**EXERCISE TASK**: In the following material, identify every line holding the string "name" and return it.

**PROVIDED RECORDS**:
(begin)
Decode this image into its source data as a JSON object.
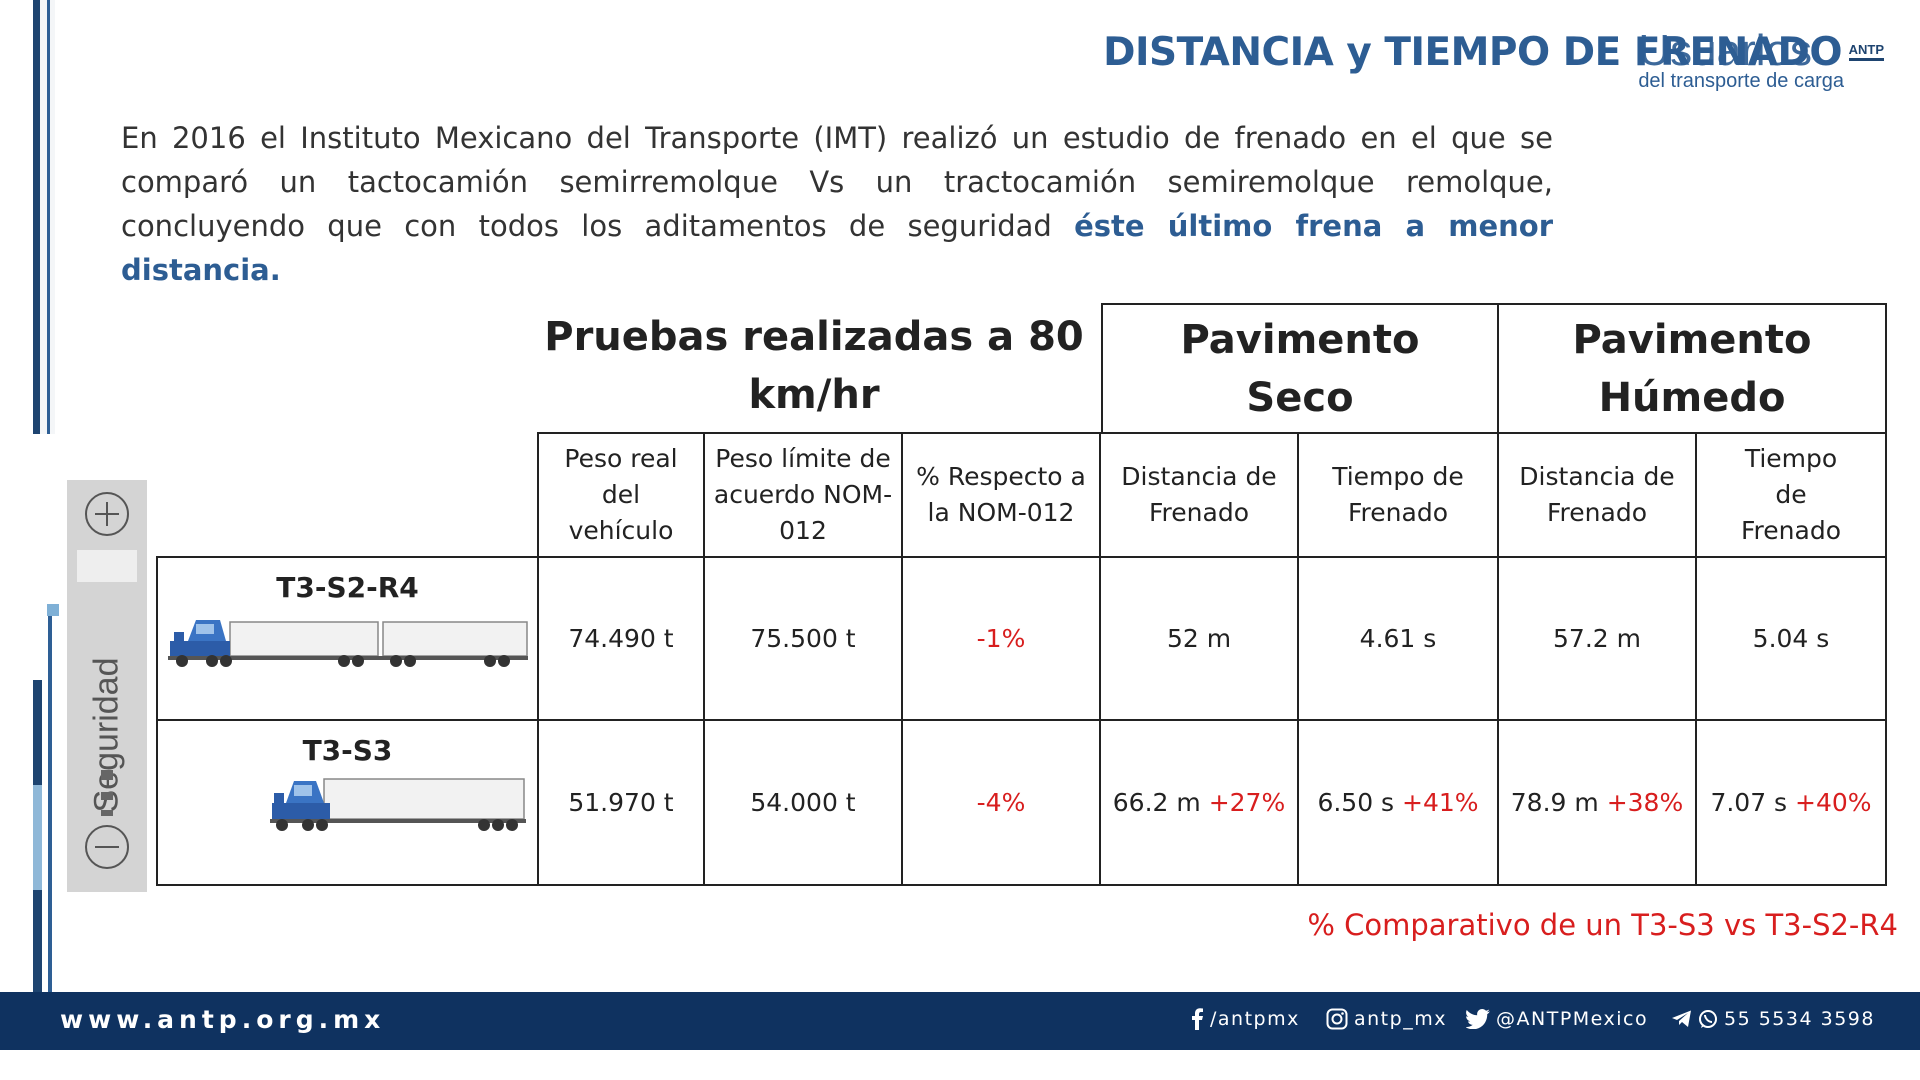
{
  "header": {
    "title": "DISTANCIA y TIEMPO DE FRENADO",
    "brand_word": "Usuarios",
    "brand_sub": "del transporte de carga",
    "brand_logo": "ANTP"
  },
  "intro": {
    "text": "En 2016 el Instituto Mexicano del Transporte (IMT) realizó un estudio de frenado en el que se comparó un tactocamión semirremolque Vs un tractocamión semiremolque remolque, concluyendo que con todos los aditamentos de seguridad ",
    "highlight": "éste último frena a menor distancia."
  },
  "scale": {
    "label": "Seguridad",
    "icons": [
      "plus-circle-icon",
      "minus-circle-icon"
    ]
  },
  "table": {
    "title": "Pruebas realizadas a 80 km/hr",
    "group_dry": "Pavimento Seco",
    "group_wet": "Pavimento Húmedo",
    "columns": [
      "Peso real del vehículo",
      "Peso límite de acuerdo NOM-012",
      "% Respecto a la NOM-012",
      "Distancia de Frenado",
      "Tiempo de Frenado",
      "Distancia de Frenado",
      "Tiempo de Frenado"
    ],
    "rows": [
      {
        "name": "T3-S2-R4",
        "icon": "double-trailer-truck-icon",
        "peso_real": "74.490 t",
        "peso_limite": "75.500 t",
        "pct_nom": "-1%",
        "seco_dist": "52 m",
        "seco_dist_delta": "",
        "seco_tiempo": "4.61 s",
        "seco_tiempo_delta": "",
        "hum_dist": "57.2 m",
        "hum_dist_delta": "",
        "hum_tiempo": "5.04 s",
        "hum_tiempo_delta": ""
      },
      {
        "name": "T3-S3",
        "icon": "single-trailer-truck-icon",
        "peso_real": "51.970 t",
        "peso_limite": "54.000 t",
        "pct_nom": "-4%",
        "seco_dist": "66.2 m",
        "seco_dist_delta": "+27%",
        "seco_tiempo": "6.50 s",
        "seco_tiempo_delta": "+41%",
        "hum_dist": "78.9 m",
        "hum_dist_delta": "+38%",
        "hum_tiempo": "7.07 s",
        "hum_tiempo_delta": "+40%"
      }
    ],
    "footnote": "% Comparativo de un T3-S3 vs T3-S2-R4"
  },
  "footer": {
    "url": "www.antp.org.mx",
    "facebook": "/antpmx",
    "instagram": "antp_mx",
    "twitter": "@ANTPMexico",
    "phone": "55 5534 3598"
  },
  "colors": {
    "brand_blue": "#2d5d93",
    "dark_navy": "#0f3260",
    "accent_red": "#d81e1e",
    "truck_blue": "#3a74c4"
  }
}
(end)
(begin)
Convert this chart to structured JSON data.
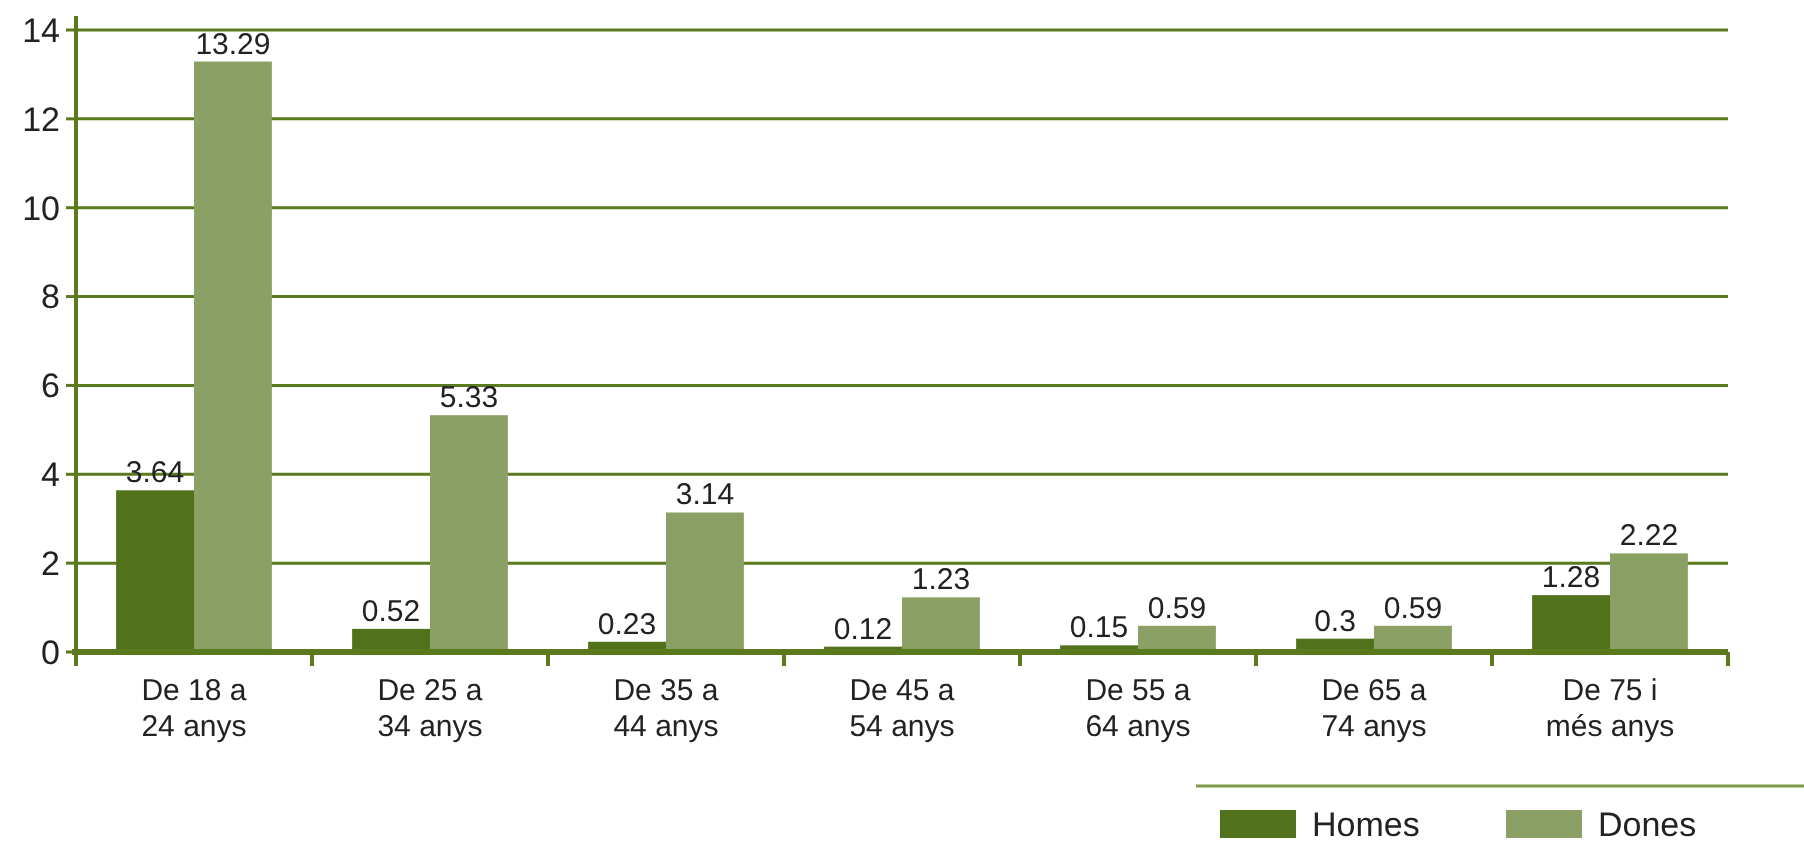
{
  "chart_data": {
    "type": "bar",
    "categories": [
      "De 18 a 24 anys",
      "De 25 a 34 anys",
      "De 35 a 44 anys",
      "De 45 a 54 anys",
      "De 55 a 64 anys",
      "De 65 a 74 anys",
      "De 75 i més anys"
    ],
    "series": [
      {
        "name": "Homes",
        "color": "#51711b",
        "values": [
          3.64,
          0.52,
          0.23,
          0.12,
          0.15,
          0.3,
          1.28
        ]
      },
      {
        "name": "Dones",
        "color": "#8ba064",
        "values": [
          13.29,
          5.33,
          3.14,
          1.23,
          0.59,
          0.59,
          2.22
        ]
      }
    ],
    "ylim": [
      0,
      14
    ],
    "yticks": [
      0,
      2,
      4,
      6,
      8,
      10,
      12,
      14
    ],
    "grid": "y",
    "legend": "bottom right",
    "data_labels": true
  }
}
(end)
(begin)
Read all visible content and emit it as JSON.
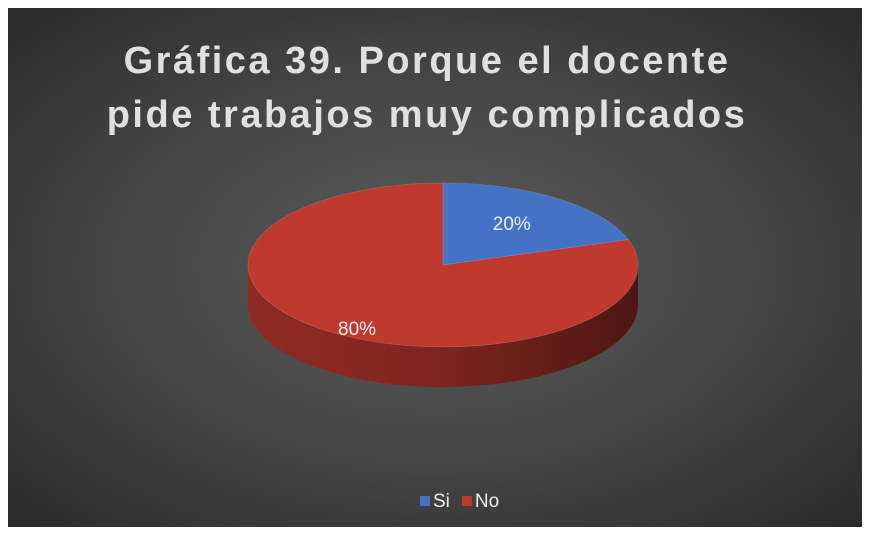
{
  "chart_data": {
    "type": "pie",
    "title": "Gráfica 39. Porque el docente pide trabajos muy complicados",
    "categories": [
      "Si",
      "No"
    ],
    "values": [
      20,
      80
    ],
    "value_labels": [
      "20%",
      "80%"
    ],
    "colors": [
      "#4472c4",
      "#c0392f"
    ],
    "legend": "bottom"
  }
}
(end)
**CORRECT OUTPUT**:
        "name": "T3-S2-R4",
        "name": "T3-S3",
        "name": "Homes",
        "name": "Dones",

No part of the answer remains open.